## RECORDS SUPPLIED:
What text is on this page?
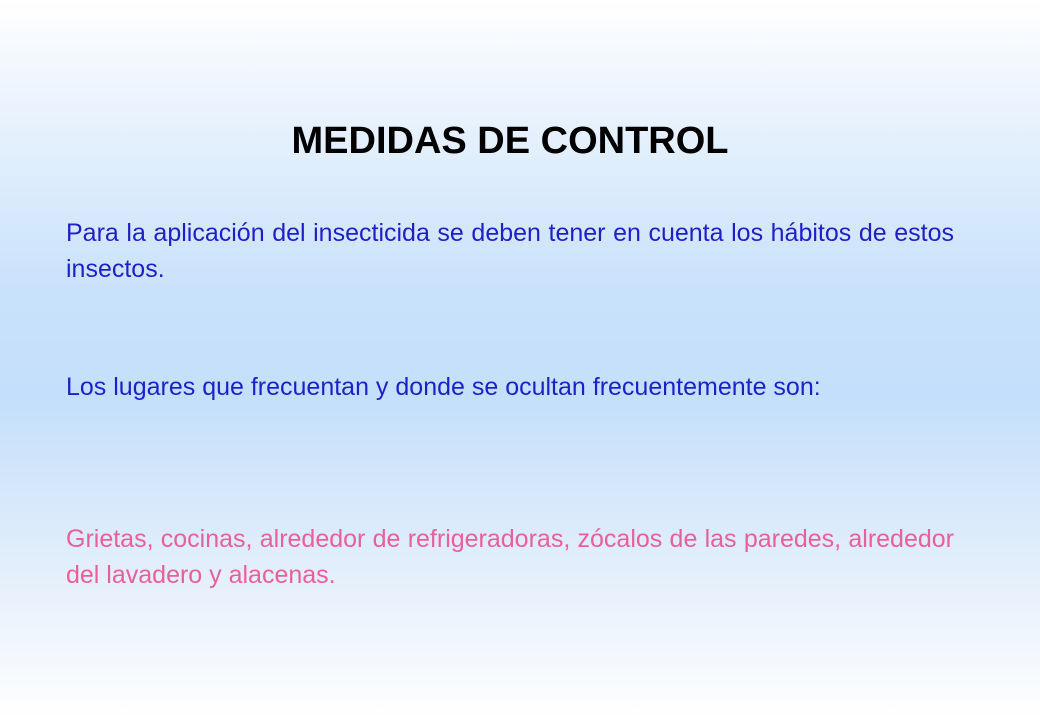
MEDIDAS DE CONTROL

Para la aplicación del insecticida se deben tener en cuenta los hábitos de estos insectos.

Los lugares que frecuentan y donde se ocultan frecuentemente son:

Grietas, cocinas, alrededor de refrigeradoras, zócalos de las paredes, alrededor del lavadero y alacenas.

## TASK TO CARRY OUT:
Leaving the pictures aside, transcribe the entire listing exactly.

## FINAL RESULT:
What text is on this page?
MEDIDAS DE CONTROL

Para la aplicación del insecticida se deben tener en cuenta los hábitos de estos insectos.

Los lugares que frecuentan y donde se ocultan frecuentemente son:

Grietas, cocinas, alrededor de refrigeradoras, zócalos de las paredes, alrededor del lavadero y alacenas.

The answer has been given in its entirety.